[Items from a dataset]
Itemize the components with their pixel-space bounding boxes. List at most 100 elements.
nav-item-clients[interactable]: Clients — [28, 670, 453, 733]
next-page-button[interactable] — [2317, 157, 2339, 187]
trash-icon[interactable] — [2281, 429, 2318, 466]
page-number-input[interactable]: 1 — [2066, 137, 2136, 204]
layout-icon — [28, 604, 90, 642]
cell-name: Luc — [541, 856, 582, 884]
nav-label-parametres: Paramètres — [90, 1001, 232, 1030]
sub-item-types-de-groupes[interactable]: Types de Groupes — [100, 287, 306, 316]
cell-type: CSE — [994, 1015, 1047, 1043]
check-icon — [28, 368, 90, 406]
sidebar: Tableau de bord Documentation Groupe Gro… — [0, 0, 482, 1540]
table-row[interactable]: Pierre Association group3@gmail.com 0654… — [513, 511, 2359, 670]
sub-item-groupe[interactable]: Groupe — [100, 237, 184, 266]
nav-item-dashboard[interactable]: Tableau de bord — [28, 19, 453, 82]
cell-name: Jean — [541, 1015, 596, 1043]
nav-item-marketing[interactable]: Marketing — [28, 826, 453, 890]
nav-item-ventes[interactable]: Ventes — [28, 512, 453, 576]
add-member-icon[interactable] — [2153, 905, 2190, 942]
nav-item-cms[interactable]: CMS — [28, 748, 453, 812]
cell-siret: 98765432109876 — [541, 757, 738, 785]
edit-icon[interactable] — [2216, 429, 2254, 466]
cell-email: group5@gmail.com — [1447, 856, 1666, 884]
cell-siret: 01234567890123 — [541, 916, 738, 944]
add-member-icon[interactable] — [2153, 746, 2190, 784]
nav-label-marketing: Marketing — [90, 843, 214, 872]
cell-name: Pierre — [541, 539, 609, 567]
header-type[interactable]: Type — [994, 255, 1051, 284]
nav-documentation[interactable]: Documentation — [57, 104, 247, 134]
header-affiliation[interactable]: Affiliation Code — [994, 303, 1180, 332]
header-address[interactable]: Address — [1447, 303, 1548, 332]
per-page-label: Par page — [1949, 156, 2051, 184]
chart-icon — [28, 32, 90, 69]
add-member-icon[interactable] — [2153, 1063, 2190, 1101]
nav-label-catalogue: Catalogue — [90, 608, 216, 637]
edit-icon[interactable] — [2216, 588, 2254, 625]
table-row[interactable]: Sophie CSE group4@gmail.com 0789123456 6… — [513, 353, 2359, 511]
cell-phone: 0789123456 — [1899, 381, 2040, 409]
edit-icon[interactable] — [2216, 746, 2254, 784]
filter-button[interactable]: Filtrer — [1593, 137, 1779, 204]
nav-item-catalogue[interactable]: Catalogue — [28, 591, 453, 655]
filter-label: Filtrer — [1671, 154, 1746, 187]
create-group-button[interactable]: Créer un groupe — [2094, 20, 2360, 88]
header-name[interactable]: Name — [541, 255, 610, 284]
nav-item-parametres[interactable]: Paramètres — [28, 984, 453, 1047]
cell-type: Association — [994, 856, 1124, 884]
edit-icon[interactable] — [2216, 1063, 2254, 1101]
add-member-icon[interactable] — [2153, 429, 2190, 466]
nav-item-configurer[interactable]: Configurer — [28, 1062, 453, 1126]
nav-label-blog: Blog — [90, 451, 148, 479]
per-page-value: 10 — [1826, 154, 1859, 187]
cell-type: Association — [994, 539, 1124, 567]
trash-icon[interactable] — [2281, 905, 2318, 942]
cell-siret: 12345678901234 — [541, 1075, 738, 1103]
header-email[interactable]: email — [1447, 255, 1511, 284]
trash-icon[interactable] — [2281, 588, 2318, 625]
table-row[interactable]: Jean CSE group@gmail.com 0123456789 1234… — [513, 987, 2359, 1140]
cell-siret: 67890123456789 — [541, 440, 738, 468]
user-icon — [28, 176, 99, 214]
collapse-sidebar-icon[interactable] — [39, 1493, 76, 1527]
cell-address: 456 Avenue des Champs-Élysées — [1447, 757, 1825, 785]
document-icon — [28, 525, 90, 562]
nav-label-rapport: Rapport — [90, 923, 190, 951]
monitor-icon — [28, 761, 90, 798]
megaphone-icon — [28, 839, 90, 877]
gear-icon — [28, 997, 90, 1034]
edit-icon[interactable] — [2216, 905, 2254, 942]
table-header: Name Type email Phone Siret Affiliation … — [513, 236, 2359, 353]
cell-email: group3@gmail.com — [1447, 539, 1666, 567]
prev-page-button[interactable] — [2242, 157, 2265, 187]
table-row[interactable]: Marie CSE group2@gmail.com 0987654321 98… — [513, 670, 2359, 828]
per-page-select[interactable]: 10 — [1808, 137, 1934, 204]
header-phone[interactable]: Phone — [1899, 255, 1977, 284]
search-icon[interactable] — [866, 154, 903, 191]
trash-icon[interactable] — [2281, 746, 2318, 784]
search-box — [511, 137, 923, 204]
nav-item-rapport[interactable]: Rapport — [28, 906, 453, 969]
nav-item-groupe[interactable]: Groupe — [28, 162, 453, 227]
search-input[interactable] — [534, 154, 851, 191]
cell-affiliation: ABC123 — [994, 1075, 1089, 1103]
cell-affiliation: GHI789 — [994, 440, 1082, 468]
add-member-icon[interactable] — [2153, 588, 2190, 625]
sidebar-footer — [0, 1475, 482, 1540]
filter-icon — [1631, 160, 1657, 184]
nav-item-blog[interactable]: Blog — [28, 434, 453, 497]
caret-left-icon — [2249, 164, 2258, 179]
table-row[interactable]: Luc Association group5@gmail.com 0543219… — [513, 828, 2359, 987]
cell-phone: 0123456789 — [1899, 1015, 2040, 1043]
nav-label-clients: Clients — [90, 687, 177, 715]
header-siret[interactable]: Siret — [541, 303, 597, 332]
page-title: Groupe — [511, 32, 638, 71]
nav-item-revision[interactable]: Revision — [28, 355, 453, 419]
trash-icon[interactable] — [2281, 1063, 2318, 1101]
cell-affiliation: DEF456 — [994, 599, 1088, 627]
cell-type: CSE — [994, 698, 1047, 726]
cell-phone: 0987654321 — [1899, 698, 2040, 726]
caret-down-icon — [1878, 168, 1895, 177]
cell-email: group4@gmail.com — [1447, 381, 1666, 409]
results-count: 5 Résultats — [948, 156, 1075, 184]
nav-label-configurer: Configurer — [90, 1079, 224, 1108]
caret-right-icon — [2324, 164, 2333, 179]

**Task requirements**
Reproduce each line of all the records above without a single change.

**Answer in full**
Itemize the components with their pixel-space bounding boxes. List at most 100 elements.
nav-item-clients[interactable]: Clients — [28, 670, 453, 733]
next-page-button[interactable] — [2317, 157, 2339, 187]
trash-icon[interactable] — [2281, 429, 2318, 466]
page-number-input[interactable]: 1 — [2066, 137, 2136, 204]
layout-icon — [28, 604, 90, 642]
cell-name: Luc — [541, 856, 582, 884]
nav-label-parametres: Paramètres — [90, 1001, 232, 1030]
sub-item-types-de-groupes[interactable]: Types de Groupes — [100, 287, 306, 316]
cell-type: CSE — [994, 1015, 1047, 1043]
check-icon — [28, 368, 90, 406]
sidebar: Tableau de bord Documentation Groupe Gro… — [0, 0, 482, 1540]
table-row[interactable]: Pierre Association group3@gmail.com 0654… — [513, 511, 2359, 670]
sub-item-groupe[interactable]: Groupe — [100, 237, 184, 266]
nav-item-dashboard[interactable]: Tableau de bord — [28, 19, 453, 82]
cell-name: Jean — [541, 1015, 596, 1043]
nav-item-marketing[interactable]: Marketing — [28, 826, 453, 890]
nav-item-ventes[interactable]: Ventes — [28, 512, 453, 576]
add-member-icon[interactable] — [2153, 905, 2190, 942]
nav-item-cms[interactable]: CMS — [28, 748, 453, 812]
cell-siret: 98765432109876 — [541, 757, 738, 785]
edit-icon[interactable] — [2216, 429, 2254, 466]
cell-email: group5@gmail.com — [1447, 856, 1666, 884]
cell-siret: 01234567890123 — [541, 916, 738, 944]
add-member-icon[interactable] — [2153, 746, 2190, 784]
nav-label-marketing: Marketing — [90, 843, 214, 872]
cell-name: Pierre — [541, 539, 609, 567]
header-type[interactable]: Type — [994, 255, 1051, 284]
nav-documentation[interactable]: Documentation — [57, 104, 247, 134]
header-affiliation[interactable]: Affiliation Code — [994, 303, 1180, 332]
header-address[interactable]: Address — [1447, 303, 1548, 332]
per-page-label: Par page — [1949, 156, 2051, 184]
chart-icon — [28, 32, 90, 69]
add-member-icon[interactable] — [2153, 1063, 2190, 1101]
nav-label-catalogue: Catalogue — [90, 608, 216, 637]
edit-icon[interactable] — [2216, 588, 2254, 625]
table-row[interactable]: Sophie CSE group4@gmail.com 0789123456 6… — [513, 353, 2359, 511]
cell-phone: 0789123456 — [1899, 381, 2040, 409]
edit-icon[interactable] — [2216, 746, 2254, 784]
filter-button[interactable]: Filtrer — [1593, 137, 1779, 204]
nav-item-catalogue[interactable]: Catalogue — [28, 591, 453, 655]
filter-label: Filtrer — [1671, 154, 1746, 187]
create-group-button[interactable]: Créer un groupe — [2094, 20, 2360, 88]
header-name[interactable]: Name — [541, 255, 610, 284]
nav-item-parametres[interactable]: Paramètres — [28, 984, 453, 1047]
cell-type: Association — [994, 856, 1124, 884]
edit-icon[interactable] — [2216, 1063, 2254, 1101]
add-member-icon[interactable] — [2153, 429, 2190, 466]
nav-item-configurer[interactable]: Configurer — [28, 1062, 453, 1126]
nav-label-blog: Blog — [90, 451, 148, 479]
per-page-value: 10 — [1826, 154, 1859, 187]
cell-type: Association — [994, 539, 1124, 567]
trash-icon[interactable] — [2281, 905, 2318, 942]
cell-siret: 12345678901234 — [541, 1075, 738, 1103]
header-email[interactable]: email — [1447, 255, 1511, 284]
trash-icon[interactable] — [2281, 588, 2318, 625]
table-row[interactable]: Jean CSE group@gmail.com 0123456789 1234… — [513, 987, 2359, 1140]
cell-siret: 67890123456789 — [541, 440, 738, 468]
user-icon — [28, 176, 99, 214]
collapse-sidebar-icon[interactable] — [39, 1493, 76, 1527]
cell-address: 456 Avenue des Champs-Élysées — [1447, 757, 1825, 785]
document-icon — [28, 525, 90, 562]
nav-label-rapport: Rapport — [90, 923, 190, 951]
monitor-icon — [28, 761, 90, 798]
megaphone-icon — [28, 839, 90, 877]
gear-icon — [28, 997, 90, 1034]
edit-icon[interactable] — [2216, 905, 2254, 942]
table-header: Name Type email Phone Siret Affiliation … — [513, 236, 2359, 353]
cell-email: group3@gmail.com — [1447, 539, 1666, 567]
prev-page-button[interactable] — [2242, 157, 2265, 187]
table-row[interactable]: Marie CSE group2@gmail.com 0987654321 98… — [513, 670, 2359, 828]
per-page-select[interactable]: 10 — [1808, 137, 1934, 204]
header-phone[interactable]: Phone — [1899, 255, 1977, 284]
search-icon[interactable] — [866, 154, 903, 191]
trash-icon[interactable] — [2281, 746, 2318, 784]
search-box — [511, 137, 923, 204]
nav-item-rapport[interactable]: Rapport — [28, 906, 453, 969]
nav-item-groupe[interactable]: Groupe — [28, 162, 453, 227]
search-input[interactable] — [534, 154, 851, 191]
cell-affiliation: ABC123 — [994, 1075, 1089, 1103]
cell-affiliation: GHI789 — [994, 440, 1082, 468]
add-member-icon[interactable] — [2153, 588, 2190, 625]
sidebar-footer — [0, 1475, 482, 1540]
filter-icon — [1631, 160, 1657, 184]
nav-item-blog[interactable]: Blog — [28, 434, 453, 497]
caret-left-icon — [2249, 164, 2258, 179]
table-row[interactable]: Luc Association group5@gmail.com 0543219… — [513, 828, 2359, 987]
cell-phone: 0123456789 — [1899, 1015, 2040, 1043]
nav-label-clients: Clients — [90, 687, 177, 715]
header-siret[interactable]: Siret — [541, 303, 597, 332]
page-title: Groupe — [511, 32, 638, 71]
nav-item-revision[interactable]: Revision — [28, 355, 453, 419]
trash-icon[interactable] — [2281, 1063, 2318, 1101]
cell-affiliation: DEF456 — [994, 599, 1088, 627]
cell-type: CSE — [994, 698, 1047, 726]
cell-phone: 0987654321 — [1899, 698, 2040, 726]
caret-down-icon — [1878, 168, 1895, 177]
cell-email: group4@gmail.com — [1447, 381, 1666, 409]
results-count: 5 Résultats — [948, 156, 1075, 184]
nav-label-configurer: Configurer — [90, 1079, 224, 1108]
caret-right-icon — [2324, 164, 2333, 179]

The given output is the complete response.